**Exercise requirements:**
1. In the excerpt on text processing, what does the first lexicon include?
2. Continue the excerpt on text processing, picking up right after its last sentence.

**Selection:**
[start]
In step 425, the server inputs the target instruction into the target language model to obtain the target keyword, and returns the target keyword to the client. Correspondingly, in step 413, the client may display a first graphical user interface, in which the first text is displayed in a first display region of the first graphical user interface, and the target keyword (or the target keyword and a translation thereof) is displayed in a second display region of the first graphical user interface.


In step 414, the client can update the target keyword in response to an input of the user. For example, the user may edit the target keyword (and the translation thereof) displayed on the first graphical user interface, for example, modify, delete a target keyword, or add a new target keyword.


In step 415, the client can import the (updated) target keyword into the target lexicon.


It should be noted that in other embodiments, some or all of steps 421 to 425 performed by the server may alternatively be performed by the client. For example, the client performs steps such as determining the first instruction, segmenting the first text, and obtaining the target keyword, but the present disclosure is not limited thereto.


Referring to FIG. 5, which is a schematic diagram of a text processing apparatus 400 according to an embodiment of the present disclosure. The apparatus 400 includes:

    • a receiving unit 401, configured to obtain a first text to be processed;
    • a determining unit 402, configured to determine a target keyword based on the first text;
    • a display unit 403, configured to display a first graphical user interface, display the first text in a first display region of the first graphical user interface, and display the target keyword in a second display region of the first graphical user interface; and
    • a storage unit 403, configured to import the target keyword currently displayed in the second display region into a target lexicon.


In some embodiments, the target keyword is highlighted in the first text displayed in the first display region.


In some embodiments, the text processing apparatus further includes:

    • a translation unit, configured to obtain a translation corresponding to the target keyword; and
    • the display unit is configured to display the target keyword and the translation corresponding to the target keyword in the second display region.


In some embodiments, the storage unit is configured to store the target keyword currently displayed in the second display region into a first lexicon, and/or store the target keyword currently displayed in the second display region and the translation corresponding to the target keyword into a second lexicon;

    • the first lexicon includes a lexicon used for speech recognition; and the second lexicon includes a lexicon used for storing translation terminologies.
[end]
**Dataset extract:**
[start]
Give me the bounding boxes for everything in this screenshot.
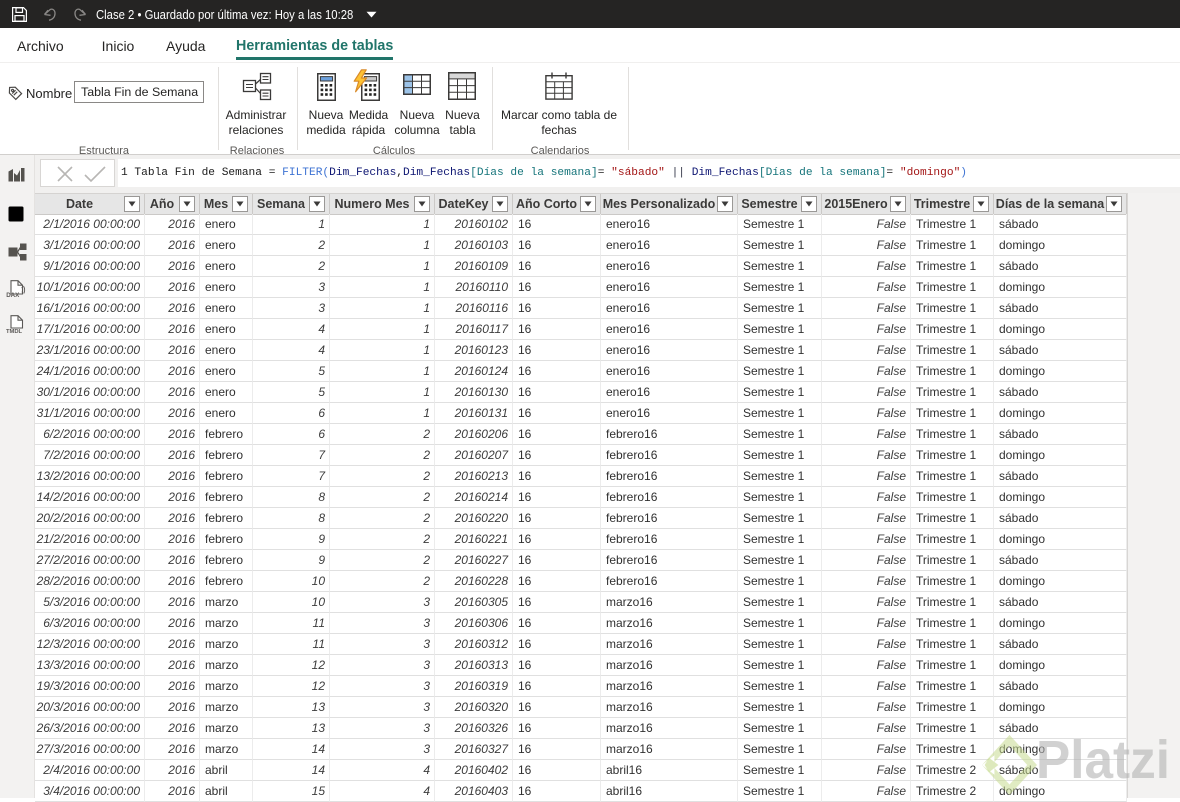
svg-text:DAX: DAX <box>6 292 20 299</box>
svg-text:TMDL: TMDL <box>6 329 23 334</box>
[end]
**Outputs in order:**
1. A lexicon used for speech recognition.

2.
In some embodiments, the display unit is configured to sequentially display target keywords in the second display region based on a positional relationship between the target keywords in the first text.


In some embodiments, the text processing apparatus further includes:

    • an updating unit, configured to update the target keyword displayed in the second display region in
    • response to an input of a user.


In some embodiments, the determining unit includes:

    • an instruction construction sub-unit, configured to construct a target instruction for a target language model based on the first text; and
    • a keyword obtaining sub-unit, configured to input the target instruction into the target language model to obtain the target keyword.


In some embodiments, the instruction construction subunit is configured to, in response to a total number of characters in a current first text exceeds a first threshold N, determine a first target text based on a last target symbol in first N characters in the current first text, and construct an instruction for the target language model based on the first target text, in which N is a positive integer.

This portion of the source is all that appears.